Data tied to figure images:
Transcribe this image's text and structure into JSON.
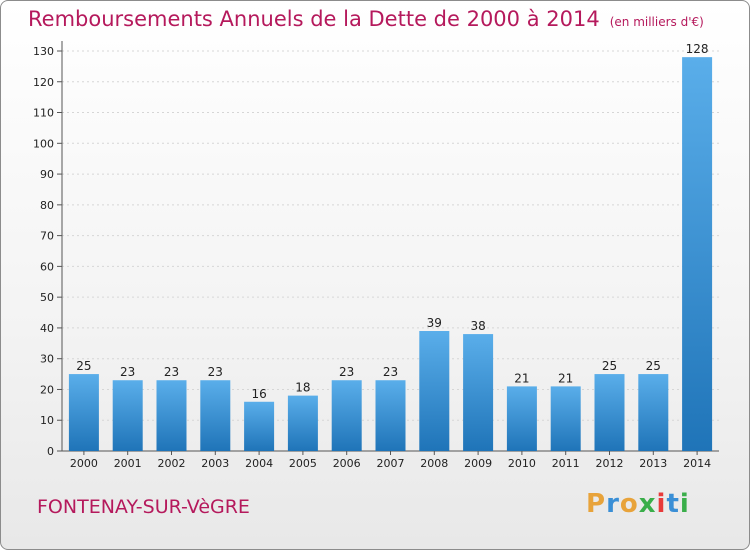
{
  "title": "Remboursements Annuels de la Dette de 2000 à 2014",
  "unit": "(en milliers d'€)",
  "town": "FONTENAY-SUR-VèGRE",
  "logo": {
    "letters": [
      "P",
      "r",
      "o",
      "x",
      "i",
      "t",
      "i"
    ],
    "colors": [
      "#e8a33a",
      "#3a8fd6",
      "#e8a33a",
      "#3aae4a",
      "#e83a3a",
      "#3a8fd6",
      "#3aae4a"
    ]
  },
  "colors": {
    "title": "#b5195c",
    "bar_top": "#5aaeea",
    "bar_bottom": "#1f74b8"
  },
  "chart_data": {
    "type": "bar",
    "title": "Remboursements Annuels de la Dette de 2000 à 2014",
    "xlabel": "",
    "ylabel": "",
    "ylim": [
      0,
      130
    ],
    "yticks": [
      0,
      10,
      20,
      30,
      40,
      50,
      60,
      70,
      80,
      90,
      100,
      110,
      120,
      130
    ],
    "grid": true,
    "categories": [
      "2000",
      "2001",
      "2002",
      "2003",
      "2004",
      "2005",
      "2006",
      "2007",
      "2008",
      "2009",
      "2010",
      "2011",
      "2012",
      "2013",
      "2014"
    ],
    "values": [
      25,
      23,
      23,
      23,
      16,
      18,
      23,
      23,
      39,
      38,
      21,
      21,
      25,
      25,
      128
    ]
  }
}
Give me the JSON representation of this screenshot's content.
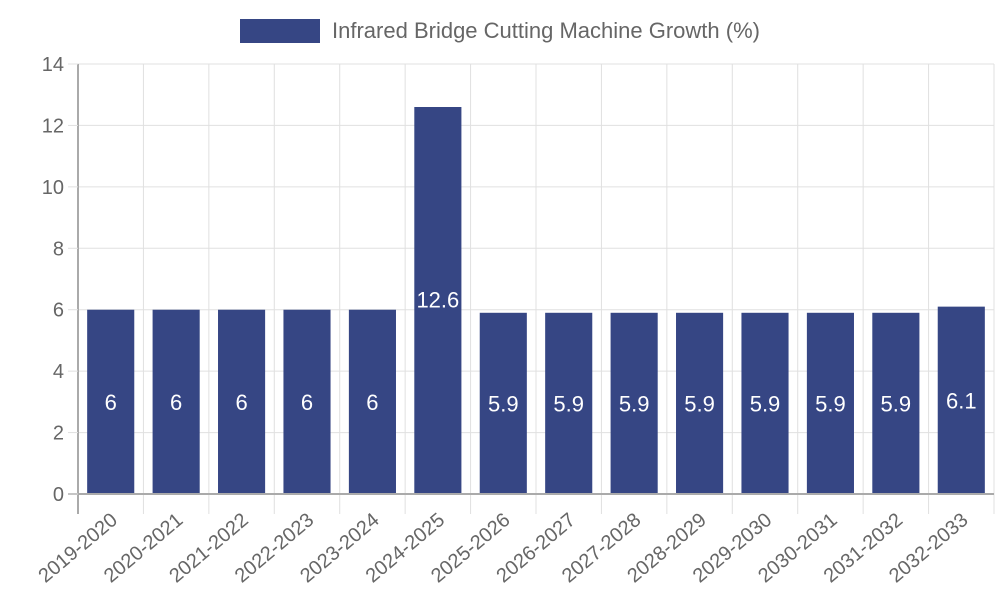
{
  "chart_data": {
    "type": "bar",
    "title": "",
    "xlabel": "",
    "ylabel": "",
    "legend": {
      "position": "top",
      "entries": [
        "Infrared Bridge Cutting Machine Growth (%)"
      ]
    },
    "categories": [
      "2019-2020",
      "2020-2021",
      "2021-2022",
      "2022-2023",
      "2023-2024",
      "2024-2025",
      "2025-2026",
      "2026-2027",
      "2027-2028",
      "2028-2029",
      "2029-2030",
      "2030-2031",
      "2031-2032",
      "2032-2033"
    ],
    "series": [
      {
        "name": "Infrared Bridge Cutting Machine Growth (%)",
        "values": [
          6,
          6,
          6,
          6,
          6,
          12.6,
          5.9,
          5.9,
          5.9,
          5.9,
          5.9,
          5.9,
          5.9,
          6.1
        ],
        "color": "#364684"
      }
    ],
    "ylim": [
      0,
      14
    ],
    "yticks": [
      0,
      2,
      4,
      6,
      8,
      10,
      12,
      14
    ],
    "grid": true,
    "data_labels": true
  },
  "legend": {
    "label": "Infrared Bridge Cutting Machine Growth (%)",
    "color": "#364684"
  },
  "colors": {
    "bar": "#364684",
    "grid": "#e0e0e0",
    "axis": "#aaaaaa",
    "text": "#666666"
  }
}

=== What you have to do ===
Will you restate every entry word for word and omit the images?

=== Final result ===
Transcribe this image's text and structure into JSON.
{
  "title": "Remboursements Annuels de la Dette de 2000 à 2014",
  "unit": "(en milliers d'€)",
  "town": "FONTENAY-SUR-VèGRE",
  "logo": {
    "letters": [
      "P",
      "r",
      "o",
      "x",
      "i",
      "t",
      "i"
    ],
    "colors": [
      "#e8a33a",
      "#3a8fd6",
      "#e8a33a",
      "#3aae4a",
      "#e83a3a",
      "#3a8fd6",
      "#3aae4a"
    ]
  },
  "colors": {
    "title": "#b5195c",
    "bar_top": "#5aaeea",
    "bar_bottom": "#1f74b8"
  },
  "chart_data": {
    "type": "bar",
    "title": "Remboursements Annuels de la Dette de 2000 à 2014",
    "xlabel": "",
    "ylabel": "",
    "ylim": [
      0,
      130
    ],
    "yticks": [
      0,
      10,
      20,
      30,
      40,
      50,
      60,
      70,
      80,
      90,
      100,
      110,
      120,
      130
    ],
    "grid": true,
    "categories": [
      "2000",
      "2001",
      "2002",
      "2003",
      "2004",
      "2005",
      "2006",
      "2007",
      "2008",
      "2009",
      "2010",
      "2011",
      "2012",
      "2013",
      "2014"
    ],
    "values": [
      25,
      23,
      23,
      23,
      16,
      18,
      23,
      23,
      39,
      38,
      21,
      21,
      25,
      25,
      128
    ]
  }
}
Give me the JSON representation of this screenshot's content.
{
  "chart_data": {
    "type": "bar",
    "title": "",
    "xlabel": "",
    "ylabel": "",
    "legend": {
      "position": "top",
      "entries": [
        "Infrared Bridge Cutting Machine Growth (%)"
      ]
    },
    "categories": [
      "2019-2020",
      "2020-2021",
      "2021-2022",
      "2022-2023",
      "2023-2024",
      "2024-2025",
      "2025-2026",
      "2026-2027",
      "2027-2028",
      "2028-2029",
      "2029-2030",
      "2030-2031",
      "2031-2032",
      "2032-2033"
    ],
    "series": [
      {
        "name": "Infrared Bridge Cutting Machine Growth (%)",
        "values": [
          6,
          6,
          6,
          6,
          6,
          12.6,
          5.9,
          5.9,
          5.9,
          5.9,
          5.9,
          5.9,
          5.9,
          6.1
        ],
        "color": "#364684"
      }
    ],
    "ylim": [
      0,
      14
    ],
    "yticks": [
      0,
      2,
      4,
      6,
      8,
      10,
      12,
      14
    ],
    "grid": true,
    "data_labels": true
  },
  "legend": {
    "label": "Infrared Bridge Cutting Machine Growth (%)",
    "color": "#364684"
  },
  "colors": {
    "bar": "#364684",
    "grid": "#e0e0e0",
    "axis": "#aaaaaa",
    "text": "#666666"
  }
}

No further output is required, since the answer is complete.